◆ Requirement
Set down, in full, every record in the block.

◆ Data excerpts
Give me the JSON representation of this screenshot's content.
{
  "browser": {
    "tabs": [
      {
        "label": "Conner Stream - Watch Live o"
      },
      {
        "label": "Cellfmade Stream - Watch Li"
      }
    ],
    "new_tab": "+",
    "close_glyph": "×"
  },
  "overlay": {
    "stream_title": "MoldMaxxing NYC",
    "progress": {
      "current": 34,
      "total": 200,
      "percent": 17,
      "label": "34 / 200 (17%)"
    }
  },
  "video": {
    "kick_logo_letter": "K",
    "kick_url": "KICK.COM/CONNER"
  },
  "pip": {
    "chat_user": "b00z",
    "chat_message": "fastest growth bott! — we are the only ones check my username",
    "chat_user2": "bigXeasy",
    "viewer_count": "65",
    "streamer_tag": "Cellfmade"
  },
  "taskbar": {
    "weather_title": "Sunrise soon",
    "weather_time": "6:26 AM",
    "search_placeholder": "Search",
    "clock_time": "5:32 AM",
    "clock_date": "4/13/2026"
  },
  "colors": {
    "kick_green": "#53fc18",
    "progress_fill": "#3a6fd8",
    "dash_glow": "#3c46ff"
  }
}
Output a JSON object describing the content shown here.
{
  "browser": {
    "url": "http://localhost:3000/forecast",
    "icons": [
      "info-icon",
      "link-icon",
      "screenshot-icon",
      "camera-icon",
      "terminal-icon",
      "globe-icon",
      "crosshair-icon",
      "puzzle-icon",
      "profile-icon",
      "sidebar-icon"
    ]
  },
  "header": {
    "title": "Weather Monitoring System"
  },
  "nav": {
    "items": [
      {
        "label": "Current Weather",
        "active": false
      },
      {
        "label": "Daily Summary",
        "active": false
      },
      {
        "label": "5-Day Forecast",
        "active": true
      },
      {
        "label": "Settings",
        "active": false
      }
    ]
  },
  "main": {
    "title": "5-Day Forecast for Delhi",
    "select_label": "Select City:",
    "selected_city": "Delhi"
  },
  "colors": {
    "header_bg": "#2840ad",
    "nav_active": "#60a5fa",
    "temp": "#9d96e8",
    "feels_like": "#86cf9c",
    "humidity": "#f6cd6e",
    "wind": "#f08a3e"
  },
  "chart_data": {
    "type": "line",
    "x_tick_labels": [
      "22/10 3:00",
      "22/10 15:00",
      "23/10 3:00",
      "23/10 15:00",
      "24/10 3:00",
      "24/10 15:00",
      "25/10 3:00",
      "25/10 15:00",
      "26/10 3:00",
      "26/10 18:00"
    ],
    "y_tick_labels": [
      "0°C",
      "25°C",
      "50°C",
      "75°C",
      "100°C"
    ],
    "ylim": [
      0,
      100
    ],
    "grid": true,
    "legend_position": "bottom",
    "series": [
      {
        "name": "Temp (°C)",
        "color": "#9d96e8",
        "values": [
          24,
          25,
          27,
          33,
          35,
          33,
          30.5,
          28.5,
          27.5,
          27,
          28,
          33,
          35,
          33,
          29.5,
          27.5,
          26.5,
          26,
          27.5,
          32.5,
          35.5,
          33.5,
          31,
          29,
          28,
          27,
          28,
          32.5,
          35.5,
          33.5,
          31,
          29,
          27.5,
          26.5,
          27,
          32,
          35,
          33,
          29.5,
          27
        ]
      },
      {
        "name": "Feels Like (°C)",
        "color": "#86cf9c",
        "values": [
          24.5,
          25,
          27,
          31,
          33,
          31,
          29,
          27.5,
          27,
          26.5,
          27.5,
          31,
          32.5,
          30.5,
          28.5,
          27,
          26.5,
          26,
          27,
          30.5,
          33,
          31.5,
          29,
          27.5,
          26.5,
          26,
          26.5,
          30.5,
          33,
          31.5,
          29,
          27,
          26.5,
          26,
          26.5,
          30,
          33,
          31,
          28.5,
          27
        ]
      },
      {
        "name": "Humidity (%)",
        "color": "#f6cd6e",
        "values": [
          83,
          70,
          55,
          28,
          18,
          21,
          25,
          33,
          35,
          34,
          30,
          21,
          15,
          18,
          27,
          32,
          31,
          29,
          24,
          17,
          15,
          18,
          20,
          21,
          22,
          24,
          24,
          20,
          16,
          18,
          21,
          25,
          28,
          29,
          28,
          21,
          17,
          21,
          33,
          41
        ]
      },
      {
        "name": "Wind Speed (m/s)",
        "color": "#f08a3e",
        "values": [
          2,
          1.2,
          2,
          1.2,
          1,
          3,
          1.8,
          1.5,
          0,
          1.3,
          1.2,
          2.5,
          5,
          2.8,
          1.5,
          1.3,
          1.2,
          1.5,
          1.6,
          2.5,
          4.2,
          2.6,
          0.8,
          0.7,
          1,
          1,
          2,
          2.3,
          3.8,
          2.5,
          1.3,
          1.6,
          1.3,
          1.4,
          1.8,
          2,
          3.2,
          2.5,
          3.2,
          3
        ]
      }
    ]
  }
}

◆ Written solution
Give me the JSON representation of this screenshot's content.
{
  "browser": {
    "tabs": [
      {
        "label": "Conner Stream - Watch Live o"
      },
      {
        "label": "Cellfmade Stream - Watch Li"
      }
    ],
    "new_tab": "+",
    "close_glyph": "×"
  },
  "overlay": {
    "stream_title": "MoldMaxxing NYC",
    "progress": {
      "current": 34,
      "total": 200,
      "percent": 17,
      "label": "34 / 200 (17%)"
    }
  },
  "video": {
    "kick_logo_letter": "K",
    "kick_url": "KICK.COM/CONNER"
  },
  "pip": {
    "chat_user": "b00z",
    "chat_message": "fastest growth bott! — we are the only ones check my username",
    "chat_user2": "bigXeasy",
    "viewer_count": "65",
    "streamer_tag": "Cellfmade"
  },
  "taskbar": {
    "weather_title": "Sunrise soon",
    "weather_time": "6:26 AM",
    "search_placeholder": "Search",
    "clock_time": "5:32 AM",
    "clock_date": "4/13/2026"
  },
  "colors": {
    "kick_green": "#53fc18",
    "progress_fill": "#3a6fd8",
    "dash_glow": "#3c46ff"
  }
}
Output a JSON object describing the content shown here.
{
  "browser": {
    "url": "http://localhost:3000/forecast",
    "icons": [
      "info-icon",
      "link-icon",
      "screenshot-icon",
      "camera-icon",
      "terminal-icon",
      "globe-icon",
      "crosshair-icon",
      "puzzle-icon",
      "profile-icon",
      "sidebar-icon"
    ]
  },
  "header": {
    "title": "Weather Monitoring System"
  },
  "nav": {
    "items": [
      {
        "label": "Current Weather",
        "active": false
      },
      {
        "label": "Daily Summary",
        "active": false
      },
      {
        "label": "5-Day Forecast",
        "active": true
      },
      {
        "label": "Settings",
        "active": false
      }
    ]
  },
  "main": {
    "title": "5-Day Forecast for Delhi",
    "select_label": "Select City:",
    "selected_city": "Delhi"
  },
  "colors": {
    "header_bg": "#2840ad",
    "nav_active": "#60a5fa",
    "temp": "#9d96e8",
    "feels_like": "#86cf9c",
    "humidity": "#f6cd6e",
    "wind": "#f08a3e"
  },
  "chart_data": {
    "type": "line",
    "x_tick_labels": [
      "22/10 3:00",
      "22/10 15:00",
      "23/10 3:00",
      "23/10 15:00",
      "24/10 3:00",
      "24/10 15:00",
      "25/10 3:00",
      "25/10 15:00",
      "26/10 3:00",
      "26/10 18:00"
    ],
    "y_tick_labels": [
      "0°C",
      "25°C",
      "50°C",
      "75°C",
      "100°C"
    ],
    "ylim": [
      0,
      100
    ],
    "grid": true,
    "legend_position": "bottom",
    "series": [
      {
        "name": "Temp (°C)",
        "color": "#9d96e8",
        "values": [
          24,
          25,
          27,
          33,
          35,
          33,
          30.5,
          28.5,
          27.5,
          27,
          28,
          33,
          35,
          33,
          29.5,
          27.5,
          26.5,
          26,
          27.5,
          32.5,
          35.5,
          33.5,
          31,
          29,
          28,
          27,
          28,
          32.5,
          35.5,
          33.5,
          31,
          29,
          27.5,
          26.5,
          27,
          32,
          35,
          33,
          29.5,
          27
        ]
      },
      {
        "name": "Feels Like (°C)",
        "color": "#86cf9c",
        "values": [
          24.5,
          25,
          27,
          31,
          33,
          31,
          29,
          27.5,
          27,
          26.5,
          27.5,
          31,
          32.5,
          30.5,
          28.5,
          27,
          26.5,
          26,
          27,
          30.5,
          33,
          31.5,
          29,
          27.5,
          26.5,
          26,
          26.5,
          30.5,
          33,
          31.5,
          29,
          27,
          26.5,
          26,
          26.5,
          30,
          33,
          31,
          28.5,
          27
        ]
      },
      {
        "name": "Humidity (%)",
        "color": "#f6cd6e",
        "values": [
          83,
          70,
          55,
          28,
          18,
          21,
          25,
          33,
          35,
          34,
          30,
          21,
          15,
          18,
          27,
          32,
          31,
          29,
          24,
          17,
          15,
          18,
          20,
          21,
          22,
          24,
          24,
          20,
          16,
          18,
          21,
          25,
          28,
          29,
          28,
          21,
          17,
          21,
          33,
          41
        ]
      },
      {
        "name": "Wind Speed (m/s)",
        "color": "#f08a3e",
        "values": [
          2,
          1.2,
          2,
          1.2,
          1,
          3,
          1.8,
          1.5,
          0,
          1.3,
          1.2,
          2.5,
          5,
          2.8,
          1.5,
          1.3,
          1.2,
          1.5,
          1.6,
          2.5,
          4.2,
          2.6,
          0.8,
          0.7,
          1,
          1,
          2,
          2.3,
          3.8,
          2.5,
          1.3,
          1.6,
          1.3,
          1.4,
          1.8,
          2,
          3.2,
          2.5,
          3.2,
          3
        ]
      }
    ]
  }
}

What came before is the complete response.